→ **Data shown**
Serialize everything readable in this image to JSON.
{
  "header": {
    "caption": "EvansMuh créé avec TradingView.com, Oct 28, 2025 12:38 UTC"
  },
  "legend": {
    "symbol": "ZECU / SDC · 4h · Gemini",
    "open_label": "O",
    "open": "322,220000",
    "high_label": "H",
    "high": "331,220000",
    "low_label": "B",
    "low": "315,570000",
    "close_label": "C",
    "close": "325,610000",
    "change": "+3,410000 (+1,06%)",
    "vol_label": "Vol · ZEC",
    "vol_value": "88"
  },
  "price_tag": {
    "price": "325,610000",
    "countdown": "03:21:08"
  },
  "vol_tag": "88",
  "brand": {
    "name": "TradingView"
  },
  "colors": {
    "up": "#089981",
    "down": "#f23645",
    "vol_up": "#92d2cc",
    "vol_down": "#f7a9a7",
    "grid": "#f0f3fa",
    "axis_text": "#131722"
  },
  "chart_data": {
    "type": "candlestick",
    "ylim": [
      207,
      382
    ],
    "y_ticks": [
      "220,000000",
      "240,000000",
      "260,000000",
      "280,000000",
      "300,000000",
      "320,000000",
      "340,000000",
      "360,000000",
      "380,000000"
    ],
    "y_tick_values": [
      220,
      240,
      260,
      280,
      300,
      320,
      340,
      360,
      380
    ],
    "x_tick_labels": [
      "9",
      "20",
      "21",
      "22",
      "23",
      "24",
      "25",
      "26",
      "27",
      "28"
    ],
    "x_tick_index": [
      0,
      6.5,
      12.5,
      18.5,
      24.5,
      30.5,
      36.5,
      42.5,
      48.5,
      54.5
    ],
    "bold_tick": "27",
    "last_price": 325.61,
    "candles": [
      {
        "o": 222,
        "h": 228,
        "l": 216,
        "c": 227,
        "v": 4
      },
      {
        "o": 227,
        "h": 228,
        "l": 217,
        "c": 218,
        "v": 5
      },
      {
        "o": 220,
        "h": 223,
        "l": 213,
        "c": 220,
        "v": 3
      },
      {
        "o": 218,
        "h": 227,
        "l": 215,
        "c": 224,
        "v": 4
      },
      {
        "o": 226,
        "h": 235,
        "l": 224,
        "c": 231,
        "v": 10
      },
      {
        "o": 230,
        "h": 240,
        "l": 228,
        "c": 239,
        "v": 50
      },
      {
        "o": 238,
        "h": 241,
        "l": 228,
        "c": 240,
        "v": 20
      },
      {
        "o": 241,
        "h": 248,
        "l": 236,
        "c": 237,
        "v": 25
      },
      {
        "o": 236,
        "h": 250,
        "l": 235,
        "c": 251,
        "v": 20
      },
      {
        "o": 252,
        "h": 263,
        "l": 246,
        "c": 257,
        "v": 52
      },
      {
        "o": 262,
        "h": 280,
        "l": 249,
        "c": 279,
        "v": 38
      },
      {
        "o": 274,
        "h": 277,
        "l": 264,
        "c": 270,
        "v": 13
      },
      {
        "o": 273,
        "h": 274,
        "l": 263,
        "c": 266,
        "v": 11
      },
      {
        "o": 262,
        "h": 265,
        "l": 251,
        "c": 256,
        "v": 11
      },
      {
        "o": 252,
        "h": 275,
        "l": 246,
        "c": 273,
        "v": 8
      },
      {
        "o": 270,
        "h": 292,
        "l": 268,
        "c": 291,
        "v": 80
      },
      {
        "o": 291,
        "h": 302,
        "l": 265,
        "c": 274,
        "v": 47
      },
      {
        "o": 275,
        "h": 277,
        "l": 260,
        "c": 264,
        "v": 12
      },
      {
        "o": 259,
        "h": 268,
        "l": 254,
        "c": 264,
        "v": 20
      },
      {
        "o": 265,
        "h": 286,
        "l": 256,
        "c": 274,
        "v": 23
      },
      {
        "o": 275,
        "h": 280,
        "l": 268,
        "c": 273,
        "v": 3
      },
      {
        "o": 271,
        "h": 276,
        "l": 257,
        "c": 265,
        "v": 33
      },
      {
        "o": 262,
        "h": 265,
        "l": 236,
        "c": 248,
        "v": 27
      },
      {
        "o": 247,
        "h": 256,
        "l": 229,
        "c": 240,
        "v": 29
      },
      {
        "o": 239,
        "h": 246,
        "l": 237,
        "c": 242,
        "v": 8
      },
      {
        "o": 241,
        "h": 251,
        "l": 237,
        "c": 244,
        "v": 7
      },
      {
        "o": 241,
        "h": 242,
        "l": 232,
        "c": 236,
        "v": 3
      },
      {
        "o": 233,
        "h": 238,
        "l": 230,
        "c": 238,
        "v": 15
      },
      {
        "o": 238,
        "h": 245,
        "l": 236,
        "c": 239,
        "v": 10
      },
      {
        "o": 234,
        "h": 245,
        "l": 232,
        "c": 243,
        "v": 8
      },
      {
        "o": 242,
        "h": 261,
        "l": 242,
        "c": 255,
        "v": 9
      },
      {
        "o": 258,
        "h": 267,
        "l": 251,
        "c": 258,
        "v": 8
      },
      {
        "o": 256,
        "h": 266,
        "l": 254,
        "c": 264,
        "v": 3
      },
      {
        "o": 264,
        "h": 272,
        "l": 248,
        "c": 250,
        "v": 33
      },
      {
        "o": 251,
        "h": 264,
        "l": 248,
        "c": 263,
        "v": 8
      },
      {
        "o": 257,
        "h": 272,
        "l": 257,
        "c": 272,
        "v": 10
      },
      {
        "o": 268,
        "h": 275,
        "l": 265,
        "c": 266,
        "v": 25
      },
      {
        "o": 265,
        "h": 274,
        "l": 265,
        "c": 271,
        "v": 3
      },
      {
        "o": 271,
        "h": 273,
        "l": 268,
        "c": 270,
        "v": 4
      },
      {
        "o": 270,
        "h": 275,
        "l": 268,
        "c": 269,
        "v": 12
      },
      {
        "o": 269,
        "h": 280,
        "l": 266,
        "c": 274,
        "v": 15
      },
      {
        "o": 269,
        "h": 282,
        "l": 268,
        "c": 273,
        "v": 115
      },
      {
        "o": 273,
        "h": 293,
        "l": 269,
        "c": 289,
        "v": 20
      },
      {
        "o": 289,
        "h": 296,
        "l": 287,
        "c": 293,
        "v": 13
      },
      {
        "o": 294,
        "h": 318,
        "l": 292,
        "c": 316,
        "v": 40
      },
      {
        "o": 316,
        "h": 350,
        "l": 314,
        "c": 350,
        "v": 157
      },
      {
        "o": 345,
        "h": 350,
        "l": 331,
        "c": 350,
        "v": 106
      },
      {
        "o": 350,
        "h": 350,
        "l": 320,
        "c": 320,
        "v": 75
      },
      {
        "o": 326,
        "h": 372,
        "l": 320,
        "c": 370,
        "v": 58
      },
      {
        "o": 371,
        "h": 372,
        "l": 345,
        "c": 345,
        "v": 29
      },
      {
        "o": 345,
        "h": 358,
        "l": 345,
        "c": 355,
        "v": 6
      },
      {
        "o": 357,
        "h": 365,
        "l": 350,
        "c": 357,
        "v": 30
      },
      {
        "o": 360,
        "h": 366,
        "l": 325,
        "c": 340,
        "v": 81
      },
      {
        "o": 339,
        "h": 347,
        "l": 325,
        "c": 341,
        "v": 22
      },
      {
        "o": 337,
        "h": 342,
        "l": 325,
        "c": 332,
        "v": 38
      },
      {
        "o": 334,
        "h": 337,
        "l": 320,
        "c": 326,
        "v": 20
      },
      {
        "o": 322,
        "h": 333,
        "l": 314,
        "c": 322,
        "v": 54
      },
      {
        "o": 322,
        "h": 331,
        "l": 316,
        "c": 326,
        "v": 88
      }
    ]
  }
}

→ **Exercise**
Extract the data in full. Keep it word for word.

→ **Expected answer**
Serialize everything readable in this image to JSON.
{
  "header": {
    "caption": "EvansMuh créé avec TradingView.com, Oct 28, 2025 12:38 UTC"
  },
  "legend": {
    "symbol": "ZECU / SDC · 4h · Gemini",
    "open_label": "O",
    "open": "322,220000",
    "high_label": "H",
    "high": "331,220000",
    "low_label": "B",
    "low": "315,570000",
    "close_label": "C",
    "close": "325,610000",
    "change": "+3,410000 (+1,06%)",
    "vol_label": "Vol · ZEC",
    "vol_value": "88"
  },
  "price_tag": {
    "price": "325,610000",
    "countdown": "03:21:08"
  },
  "vol_tag": "88",
  "brand": {
    "name": "TradingView"
  },
  "colors": {
    "up": "#089981",
    "down": "#f23645",
    "vol_up": "#92d2cc",
    "vol_down": "#f7a9a7",
    "grid": "#f0f3fa",
    "axis_text": "#131722"
  },
  "chart_data": {
    "type": "candlestick",
    "ylim": [
      207,
      382
    ],
    "y_ticks": [
      "220,000000",
      "240,000000",
      "260,000000",
      "280,000000",
      "300,000000",
      "320,000000",
      "340,000000",
      "360,000000",
      "380,000000"
    ],
    "y_tick_values": [
      220,
      240,
      260,
      280,
      300,
      320,
      340,
      360,
      380
    ],
    "x_tick_labels": [
      "9",
      "20",
      "21",
      "22",
      "23",
      "24",
      "25",
      "26",
      "27",
      "28"
    ],
    "x_tick_index": [
      0,
      6.5,
      12.5,
      18.5,
      24.5,
      30.5,
      36.5,
      42.5,
      48.5,
      54.5
    ],
    "bold_tick": "27",
    "last_price": 325.61,
    "candles": [
      {
        "o": 222,
        "h": 228,
        "l": 216,
        "c": 227,
        "v": 4
      },
      {
        "o": 227,
        "h": 228,
        "l": 217,
        "c": 218,
        "v": 5
      },
      {
        "o": 220,
        "h": 223,
        "l": 213,
        "c": 220,
        "v": 3
      },
      {
        "o": 218,
        "h": 227,
        "l": 215,
        "c": 224,
        "v": 4
      },
      {
        "o": 226,
        "h": 235,
        "l": 224,
        "c": 231,
        "v": 10
      },
      {
        "o": 230,
        "h": 240,
        "l": 228,
        "c": 239,
        "v": 50
      },
      {
        "o": 238,
        "h": 241,
        "l": 228,
        "c": 240,
        "v": 20
      },
      {
        "o": 241,
        "h": 248,
        "l": 236,
        "c": 237,
        "v": 25
      },
      {
        "o": 236,
        "h": 250,
        "l": 235,
        "c": 251,
        "v": 20
      },
      {
        "o": 252,
        "h": 263,
        "l": 246,
        "c": 257,
        "v": 52
      },
      {
        "o": 262,
        "h": 280,
        "l": 249,
        "c": 279,
        "v": 38
      },
      {
        "o": 274,
        "h": 277,
        "l": 264,
        "c": 270,
        "v": 13
      },
      {
        "o": 273,
        "h": 274,
        "l": 263,
        "c": 266,
        "v": 11
      },
      {
        "o": 262,
        "h": 265,
        "l": 251,
        "c": 256,
        "v": 11
      },
      {
        "o": 252,
        "h": 275,
        "l": 246,
        "c": 273,
        "v": 8
      },
      {
        "o": 270,
        "h": 292,
        "l": 268,
        "c": 291,
        "v": 80
      },
      {
        "o": 291,
        "h": 302,
        "l": 265,
        "c": 274,
        "v": 47
      },
      {
        "o": 275,
        "h": 277,
        "l": 260,
        "c": 264,
        "v": 12
      },
      {
        "o": 259,
        "h": 268,
        "l": 254,
        "c": 264,
        "v": 20
      },
      {
        "o": 265,
        "h": 286,
        "l": 256,
        "c": 274,
        "v": 23
      },
      {
        "o": 275,
        "h": 280,
        "l": 268,
        "c": 273,
        "v": 3
      },
      {
        "o": 271,
        "h": 276,
        "l": 257,
        "c": 265,
        "v": 33
      },
      {
        "o": 262,
        "h": 265,
        "l": 236,
        "c": 248,
        "v": 27
      },
      {
        "o": 247,
        "h": 256,
        "l": 229,
        "c": 240,
        "v": 29
      },
      {
        "o": 239,
        "h": 246,
        "l": 237,
        "c": 242,
        "v": 8
      },
      {
        "o": 241,
        "h": 251,
        "l": 237,
        "c": 244,
        "v": 7
      },
      {
        "o": 241,
        "h": 242,
        "l": 232,
        "c": 236,
        "v": 3
      },
      {
        "o": 233,
        "h": 238,
        "l": 230,
        "c": 238,
        "v": 15
      },
      {
        "o": 238,
        "h": 245,
        "l": 236,
        "c": 239,
        "v": 10
      },
      {
        "o": 234,
        "h": 245,
        "l": 232,
        "c": 243,
        "v": 8
      },
      {
        "o": 242,
        "h": 261,
        "l": 242,
        "c": 255,
        "v": 9
      },
      {
        "o": 258,
        "h": 267,
        "l": 251,
        "c": 258,
        "v": 8
      },
      {
        "o": 256,
        "h": 266,
        "l": 254,
        "c": 264,
        "v": 3
      },
      {
        "o": 264,
        "h": 272,
        "l": 248,
        "c": 250,
        "v": 33
      },
      {
        "o": 251,
        "h": 264,
        "l": 248,
        "c": 263,
        "v": 8
      },
      {
        "o": 257,
        "h": 272,
        "l": 257,
        "c": 272,
        "v": 10
      },
      {
        "o": 268,
        "h": 275,
        "l": 265,
        "c": 266,
        "v": 25
      },
      {
        "o": 265,
        "h": 274,
        "l": 265,
        "c": 271,
        "v": 3
      },
      {
        "o": 271,
        "h": 273,
        "l": 268,
        "c": 270,
        "v": 4
      },
      {
        "o": 270,
        "h": 275,
        "l": 268,
        "c": 269,
        "v": 12
      },
      {
        "o": 269,
        "h": 280,
        "l": 266,
        "c": 274,
        "v": 15
      },
      {
        "o": 269,
        "h": 282,
        "l": 268,
        "c": 273,
        "v": 115
      },
      {
        "o": 273,
        "h": 293,
        "l": 269,
        "c": 289,
        "v": 20
      },
      {
        "o": 289,
        "h": 296,
        "l": 287,
        "c": 293,
        "v": 13
      },
      {
        "o": 294,
        "h": 318,
        "l": 292,
        "c": 316,
        "v": 40
      },
      {
        "o": 316,
        "h": 350,
        "l": 314,
        "c": 350,
        "v": 157
      },
      {
        "o": 345,
        "h": 350,
        "l": 331,
        "c": 350,
        "v": 106
      },
      {
        "o": 350,
        "h": 350,
        "l": 320,
        "c": 320,
        "v": 75
      },
      {
        "o": 326,
        "h": 372,
        "l": 320,
        "c": 370,
        "v": 58
      },
      {
        "o": 371,
        "h": 372,
        "l": 345,
        "c": 345,
        "v": 29
      },
      {
        "o": 345,
        "h": 358,
        "l": 345,
        "c": 355,
        "v": 6
      },
      {
        "o": 357,
        "h": 365,
        "l": 350,
        "c": 357,
        "v": 30
      },
      {
        "o": 360,
        "h": 366,
        "l": 325,
        "c": 340,
        "v": 81
      },
      {
        "o": 339,
        "h": 347,
        "l": 325,
        "c": 341,
        "v": 22
      },
      {
        "o": 337,
        "h": 342,
        "l": 325,
        "c": 332,
        "v": 38
      },
      {
        "o": 334,
        "h": 337,
        "l": 320,
        "c": 326,
        "v": 20
      },
      {
        "o": 322,
        "h": 333,
        "l": 314,
        "c": 322,
        "v": 54
      },
      {
        "o": 322,
        "h": 331,
        "l": 316,
        "c": 326,
        "v": 88
      }
    ]
  }
}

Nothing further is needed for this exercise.